# Entries with figure data
_ _ _

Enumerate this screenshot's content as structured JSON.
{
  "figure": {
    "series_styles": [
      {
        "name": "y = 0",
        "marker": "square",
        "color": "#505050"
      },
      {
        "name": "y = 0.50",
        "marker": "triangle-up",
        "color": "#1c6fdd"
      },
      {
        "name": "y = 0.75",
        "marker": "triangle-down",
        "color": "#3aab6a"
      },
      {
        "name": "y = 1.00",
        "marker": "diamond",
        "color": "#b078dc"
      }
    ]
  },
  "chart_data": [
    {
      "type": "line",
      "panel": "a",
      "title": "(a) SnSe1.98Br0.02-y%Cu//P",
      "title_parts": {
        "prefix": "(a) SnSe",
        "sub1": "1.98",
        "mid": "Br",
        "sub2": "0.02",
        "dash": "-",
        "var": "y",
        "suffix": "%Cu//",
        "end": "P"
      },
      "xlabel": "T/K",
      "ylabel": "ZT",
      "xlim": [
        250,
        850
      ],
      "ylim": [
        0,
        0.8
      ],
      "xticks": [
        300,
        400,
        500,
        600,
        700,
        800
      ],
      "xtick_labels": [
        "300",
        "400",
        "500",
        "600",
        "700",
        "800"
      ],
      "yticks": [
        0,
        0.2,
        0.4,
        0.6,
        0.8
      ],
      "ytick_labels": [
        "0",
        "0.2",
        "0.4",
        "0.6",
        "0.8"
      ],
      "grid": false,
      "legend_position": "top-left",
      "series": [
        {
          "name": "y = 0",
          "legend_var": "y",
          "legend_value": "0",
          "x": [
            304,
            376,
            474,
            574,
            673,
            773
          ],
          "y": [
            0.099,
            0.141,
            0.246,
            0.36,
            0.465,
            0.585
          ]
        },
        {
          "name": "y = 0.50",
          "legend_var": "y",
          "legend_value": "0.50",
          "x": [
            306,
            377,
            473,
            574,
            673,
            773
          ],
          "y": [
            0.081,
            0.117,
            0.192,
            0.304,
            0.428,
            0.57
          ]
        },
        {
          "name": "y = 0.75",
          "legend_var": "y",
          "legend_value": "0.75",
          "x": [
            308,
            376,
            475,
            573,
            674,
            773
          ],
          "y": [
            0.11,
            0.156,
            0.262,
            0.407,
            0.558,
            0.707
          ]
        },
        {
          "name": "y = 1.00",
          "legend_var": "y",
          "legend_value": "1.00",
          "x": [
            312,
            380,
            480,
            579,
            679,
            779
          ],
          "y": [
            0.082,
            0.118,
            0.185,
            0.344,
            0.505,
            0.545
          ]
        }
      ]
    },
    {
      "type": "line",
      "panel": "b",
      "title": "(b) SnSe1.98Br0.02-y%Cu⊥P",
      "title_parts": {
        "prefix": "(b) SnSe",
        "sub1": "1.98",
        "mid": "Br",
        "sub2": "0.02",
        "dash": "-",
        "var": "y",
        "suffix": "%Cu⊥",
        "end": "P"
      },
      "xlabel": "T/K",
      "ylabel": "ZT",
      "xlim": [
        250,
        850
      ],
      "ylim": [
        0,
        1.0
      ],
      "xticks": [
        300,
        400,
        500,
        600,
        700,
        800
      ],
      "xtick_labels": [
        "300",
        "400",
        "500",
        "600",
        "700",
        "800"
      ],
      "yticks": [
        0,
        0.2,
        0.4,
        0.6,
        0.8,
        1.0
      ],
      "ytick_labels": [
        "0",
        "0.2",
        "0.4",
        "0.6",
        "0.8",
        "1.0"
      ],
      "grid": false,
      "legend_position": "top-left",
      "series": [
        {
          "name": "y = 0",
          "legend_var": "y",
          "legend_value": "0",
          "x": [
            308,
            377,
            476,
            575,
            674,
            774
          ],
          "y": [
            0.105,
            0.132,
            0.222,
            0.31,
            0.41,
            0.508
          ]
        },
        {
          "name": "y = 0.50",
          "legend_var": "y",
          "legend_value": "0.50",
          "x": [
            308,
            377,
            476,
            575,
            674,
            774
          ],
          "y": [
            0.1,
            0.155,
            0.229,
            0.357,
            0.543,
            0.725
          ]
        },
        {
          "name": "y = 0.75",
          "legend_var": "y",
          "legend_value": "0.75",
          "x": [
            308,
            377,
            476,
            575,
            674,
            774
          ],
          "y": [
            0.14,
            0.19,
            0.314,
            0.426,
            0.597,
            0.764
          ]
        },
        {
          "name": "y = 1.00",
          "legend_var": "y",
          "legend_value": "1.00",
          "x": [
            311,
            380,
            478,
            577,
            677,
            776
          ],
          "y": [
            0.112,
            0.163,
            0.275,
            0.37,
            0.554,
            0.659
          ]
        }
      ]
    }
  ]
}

_ _ _

# WHAT THE TASK REQUIRES
Please reproduce every line of the material word for word.

# TASK OUTPUT
Enumerate this screenshot's content as structured JSON.
{
  "figure": {
    "series_styles": [
      {
        "name": "y = 0",
        "marker": "square",
        "color": "#505050"
      },
      {
        "name": "y = 0.50",
        "marker": "triangle-up",
        "color": "#1c6fdd"
      },
      {
        "name": "y = 0.75",
        "marker": "triangle-down",
        "color": "#3aab6a"
      },
      {
        "name": "y = 1.00",
        "marker": "diamond",
        "color": "#b078dc"
      }
    ]
  },
  "chart_data": [
    {
      "type": "line",
      "panel": "a",
      "title": "(a) SnSe1.98Br0.02-y%Cu//P",
      "title_parts": {
        "prefix": "(a) SnSe",
        "sub1": "1.98",
        "mid": "Br",
        "sub2": "0.02",
        "dash": "-",
        "var": "y",
        "suffix": "%Cu//",
        "end": "P"
      },
      "xlabel": "T/K",
      "ylabel": "ZT",
      "xlim": [
        250,
        850
      ],
      "ylim": [
        0,
        0.8
      ],
      "xticks": [
        300,
        400,
        500,
        600,
        700,
        800
      ],
      "xtick_labels": [
        "300",
        "400",
        "500",
        "600",
        "700",
        "800"
      ],
      "yticks": [
        0,
        0.2,
        0.4,
        0.6,
        0.8
      ],
      "ytick_labels": [
        "0",
        "0.2",
        "0.4",
        "0.6",
        "0.8"
      ],
      "grid": false,
      "legend_position": "top-left",
      "series": [
        {
          "name": "y = 0",
          "legend_var": "y",
          "legend_value": "0",
          "x": [
            304,
            376,
            474,
            574,
            673,
            773
          ],
          "y": [
            0.099,
            0.141,
            0.246,
            0.36,
            0.465,
            0.585
          ]
        },
        {
          "name": "y = 0.50",
          "legend_var": "y",
          "legend_value": "0.50",
          "x": [
            306,
            377,
            473,
            574,
            673,
            773
          ],
          "y": [
            0.081,
            0.117,
            0.192,
            0.304,
            0.428,
            0.57
          ]
        },
        {
          "name": "y = 0.75",
          "legend_var": "y",
          "legend_value": "0.75",
          "x": [
            308,
            376,
            475,
            573,
            674,
            773
          ],
          "y": [
            0.11,
            0.156,
            0.262,
            0.407,
            0.558,
            0.707
          ]
        },
        {
          "name": "y = 1.00",
          "legend_var": "y",
          "legend_value": "1.00",
          "x": [
            312,
            380,
            480,
            579,
            679,
            779
          ],
          "y": [
            0.082,
            0.118,
            0.185,
            0.344,
            0.505,
            0.545
          ]
        }
      ]
    },
    {
      "type": "line",
      "panel": "b",
      "title": "(b) SnSe1.98Br0.02-y%Cu⊥P",
      "title_parts": {
        "prefix": "(b) SnSe",
        "sub1": "1.98",
        "mid": "Br",
        "sub2": "0.02",
        "dash": "-",
        "var": "y",
        "suffix": "%Cu⊥",
        "end": "P"
      },
      "xlabel": "T/K",
      "ylabel": "ZT",
      "xlim": [
        250,
        850
      ],
      "ylim": [
        0,
        1.0
      ],
      "xticks": [
        300,
        400,
        500,
        600,
        700,
        800
      ],
      "xtick_labels": [
        "300",
        "400",
        "500",
        "600",
        "700",
        "800"
      ],
      "yticks": [
        0,
        0.2,
        0.4,
        0.6,
        0.8,
        1.0
      ],
      "ytick_labels": [
        "0",
        "0.2",
        "0.4",
        "0.6",
        "0.8",
        "1.0"
      ],
      "grid": false,
      "legend_position": "top-left",
      "series": [
        {
          "name": "y = 0",
          "legend_var": "y",
          "legend_value": "0",
          "x": [
            308,
            377,
            476,
            575,
            674,
            774
          ],
          "y": [
            0.105,
            0.132,
            0.222,
            0.31,
            0.41,
            0.508
          ]
        },
        {
          "name": "y = 0.50",
          "legend_var": "y",
          "legend_value": "0.50",
          "x": [
            308,
            377,
            476,
            575,
            674,
            774
          ],
          "y": [
            0.1,
            0.155,
            0.229,
            0.357,
            0.543,
            0.725
          ]
        },
        {
          "name": "y = 0.75",
          "legend_var": "y",
          "legend_value": "0.75",
          "x": [
            308,
            377,
            476,
            575,
            674,
            774
          ],
          "y": [
            0.14,
            0.19,
            0.314,
            0.426,
            0.597,
            0.764
          ]
        },
        {
          "name": "y = 1.00",
          "legend_var": "y",
          "legend_value": "1.00",
          "x": [
            311,
            380,
            478,
            577,
            677,
            776
          ],
          "y": [
            0.112,
            0.163,
            0.275,
            0.37,
            0.554,
            0.659
          ]
        }
      ]
    }
  ]
}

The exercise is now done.